Reusable Analysis Function¶
import requests
def analyze_file(file_path, query, system_prompt=None, response_format="text"):
"""
Analyze a media file using the Wickson API.
Parameters:
file_path (str): Path to the media file
query (str): Question or query about the media content
system_prompt (str, optional): Instructions for the AI model
response_format (str, optional): Format for the response ('text' or 'json')
Returns:
dict: The analysis results from the API
"""
url = "https://api.wickson.ai/v1/ai/analyze"
headers = {"X-Api-Key": "YOUR_API_KEY"}
data = {
"query": query,
"response_format": response_format
}
if system_prompt:
data["system_prompt"] = system_prompt
# Use context manager to ensure file is properly closed
with open(file_path, "rb") as file_obj:
files = {"file": file_obj}
response = requests.post(url, headers=headers, data=data, files=files)

- [SUPPLIED RECORDS]:
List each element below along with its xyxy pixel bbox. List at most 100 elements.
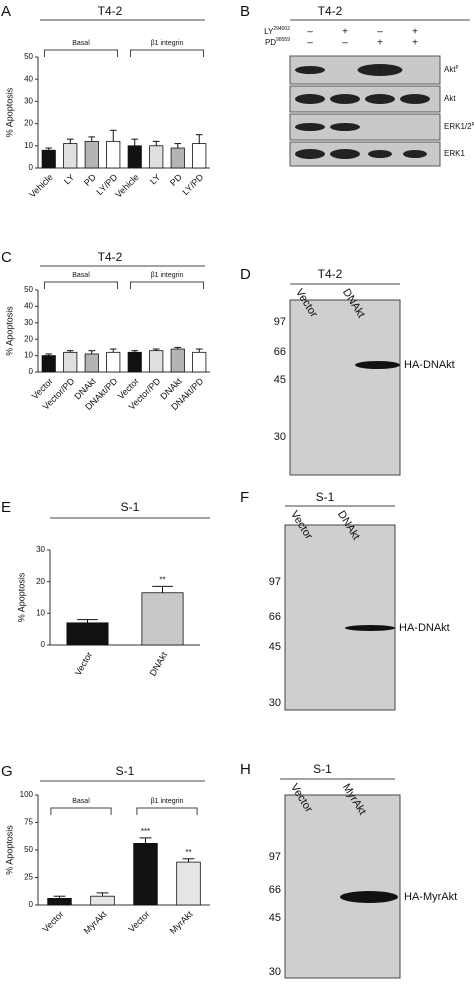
blot-band: [330, 149, 360, 159]
bar: [170, 348, 185, 373]
significance: **: [185, 848, 191, 857]
bar: [47, 898, 72, 906]
y-tick-label: 75: [24, 818, 33, 827]
significance: ***: [141, 827, 150, 836]
bar: [170, 147, 185, 169]
y-tick-label: 20: [24, 334, 33, 343]
treatment-label: PD98059: [265, 37, 290, 47]
bar: [106, 351, 121, 373]
y-tick-label: 20: [24, 119, 33, 128]
y-tick-label: 20: [36, 577, 45, 586]
chart-title: T4-2: [98, 250, 123, 264]
blot-band: [330, 94, 360, 104]
x-tick-label: LY/PD: [180, 172, 205, 197]
chart-title: S-1: [121, 500, 140, 514]
panel-letter: F: [240, 489, 249, 506]
bar: [192, 351, 207, 373]
x-tick-label: DNAkt: [148, 650, 170, 678]
y-tick-label: 50: [24, 845, 33, 854]
band-label: Akt: [444, 94, 456, 103]
group-bracket: [129, 49, 205, 57]
y-tick-label: 10: [24, 141, 33, 150]
panel-letter: B: [240, 3, 250, 20]
gel-band: [345, 625, 395, 631]
panel-letter: D: [240, 266, 251, 283]
gel-title: S-1: [316, 490, 335, 504]
marker-label: 45: [269, 641, 281, 653]
group-bracket: [43, 49, 119, 57]
y-axis-label: % Apoptosis: [4, 87, 14, 137]
x-tick-label: PD: [82, 172, 98, 188]
x-tick-label: Vector: [40, 909, 65, 934]
y-tick-label: 0: [41, 640, 46, 649]
blot-title: T4-2: [318, 4, 343, 18]
treatment-sign: –: [307, 38, 313, 49]
y-tick-label: 10: [36, 608, 45, 617]
blot-band: [295, 94, 325, 104]
marker-label: 97: [269, 851, 281, 863]
group-label: Basal: [72, 798, 90, 805]
group-label: Basal: [72, 272, 90, 279]
y-tick-label: 100: [20, 790, 34, 799]
treatment-name: LY: [264, 27, 274, 36]
bar: [149, 145, 164, 169]
blot-band: [365, 94, 395, 104]
treatment-sign: +: [342, 27, 348, 38]
y-tick-label: 50: [24, 52, 33, 61]
treatment-sup: 98059: [276, 37, 290, 43]
panel-letter: H: [240, 761, 251, 778]
treatment-sign: –: [307, 27, 313, 38]
panel-letter: A: [1, 3, 11, 20]
treatment-sign: –: [377, 27, 383, 38]
band-label: ERK1: [444, 149, 465, 158]
bar: [90, 895, 115, 906]
group-bracket: [136, 807, 198, 815]
marker-label: 66: [269, 884, 281, 896]
band-name: Akt: [444, 65, 456, 74]
y-tick-label: 10: [24, 351, 33, 360]
blot-band: [295, 123, 325, 131]
band-label: Aktp: [444, 64, 459, 74]
y-tick-label: 25: [24, 873, 33, 882]
band-label: HA-DNAkt: [399, 622, 450, 634]
x-tick-label: PD: [168, 172, 184, 188]
treatment-sign: –: [342, 38, 348, 49]
y-tick-label: 50: [24, 285, 33, 294]
y-tick-label: 30: [24, 318, 33, 327]
bar: [127, 145, 142, 169]
blot-band: [330, 123, 360, 131]
marker-label: 97: [274, 316, 286, 328]
treatment-name: PD: [265, 38, 276, 47]
blot-band: [295, 149, 325, 159]
blot-band: [295, 66, 325, 74]
group-label: β1 integrin: [151, 40, 184, 47]
x-tick-label: Vector: [126, 909, 151, 934]
gel: [289, 299, 401, 476]
marker-label: 45: [274, 374, 286, 386]
bar: [141, 592, 184, 646]
treatment-label: LY294002: [264, 26, 290, 36]
group-bracket: [43, 281, 119, 289]
x-tick-label: LY: [148, 172, 162, 186]
marker-label: 30: [269, 966, 281, 978]
gel: [284, 524, 396, 711]
treatment-sign: +: [377, 38, 383, 49]
bar: [149, 350, 164, 373]
blot-band: [368, 150, 392, 158]
bar: [63, 143, 78, 169]
bar: [41, 355, 56, 373]
band-label: HA-DNAkt: [404, 359, 455, 371]
band-name: ERK1/2: [444, 122, 472, 131]
y-tick-label: 30: [24, 97, 33, 106]
bar: [84, 353, 99, 373]
bar: [66, 622, 109, 646]
blot-band: [403, 150, 427, 158]
group-label: Basal: [72, 40, 90, 47]
treatment-sup: 294002: [273, 26, 290, 32]
x-tick-label: LY: [62, 172, 76, 186]
group-bracket: [129, 281, 205, 289]
y-tick-label: 40: [24, 74, 33, 83]
group-bracket: [50, 807, 112, 815]
marker-label: 30: [274, 431, 286, 443]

- [REQUESTS]:
A) Answer these from the analysis function code:
(i) What URL does the function post its request to?
(ii) Which two values does the docstring allow for response_format?
(iii) What header name carries the API key?
B) Reproduce the lines of the records starting at the line that has "blot-band: [330, 149, 360, 159]" and stopping after the line that has "treatment-name: LY: [264, 27, 274, 36]". Include both of those lines.

- [RESPONSES]:
A)
(i) https://api.wickson.ai/v1/ai/analyze
(ii) 'text' or 'json'
(iii) X-Api-Key

B)
blot-band: [330, 149, 360, 159]
bar: [170, 348, 185, 373]
significance: **: [185, 848, 191, 857]
bar: [47, 898, 72, 906]
y-tick-label: 75: [24, 818, 33, 827]
significance: ***: [141, 827, 150, 836]
bar: [170, 147, 185, 169]
y-tick-label: 20: [24, 334, 33, 343]
treatment-label: PD98059: [265, 37, 290, 47]
bar: [106, 351, 121, 373]
y-tick-label: 20: [24, 119, 33, 128]
y-tick-label: 20: [36, 577, 45, 586]
chart-title: T4-2: [98, 250, 123, 264]
blot-band: [330, 94, 360, 104]
x-tick-label: LY/PD: [180, 172, 205, 197]
chart-title: S-1: [121, 500, 140, 514]
panel-letter: F: [240, 489, 249, 506]
bar: [192, 351, 207, 373]
x-tick-label: DNAkt: [148, 650, 170, 678]
y-tick-label: 50: [24, 845, 33, 854]
band-label: Akt: [444, 94, 456, 103]
group-bracket: [129, 49, 205, 57]
y-tick-label: 10: [24, 141, 33, 150]
panel-letter: B: [240, 3, 250, 20]
gel-band: [345, 625, 395, 631]
panel-letter: D: [240, 266, 251, 283]
gel-title: S-1: [316, 490, 335, 504]
marker-label: 45: [269, 641, 281, 653]
group-bracket: [43, 49, 119, 57]
y-axis-label: % Apoptosis: [4, 87, 14, 137]
x-tick-label: PD: [82, 172, 98, 188]
x-tick-label: Vector: [40, 909, 65, 934]
y-tick-label: 0: [41, 640, 46, 649]
blot-title: T4-2: [318, 4, 343, 18]
treatment-sign: –: [307, 38, 313, 49]
y-tick-label: 10: [36, 608, 45, 617]
blot-band: [295, 94, 325, 104]
marker-label: 97: [269, 851, 281, 863]
group-label: Basal: [72, 798, 90, 805]
group-label: Basal: [72, 272, 90, 279]
y-tick-label: 100: [20, 790, 34, 799]
treatment-name: LY: [264, 27, 274, 36]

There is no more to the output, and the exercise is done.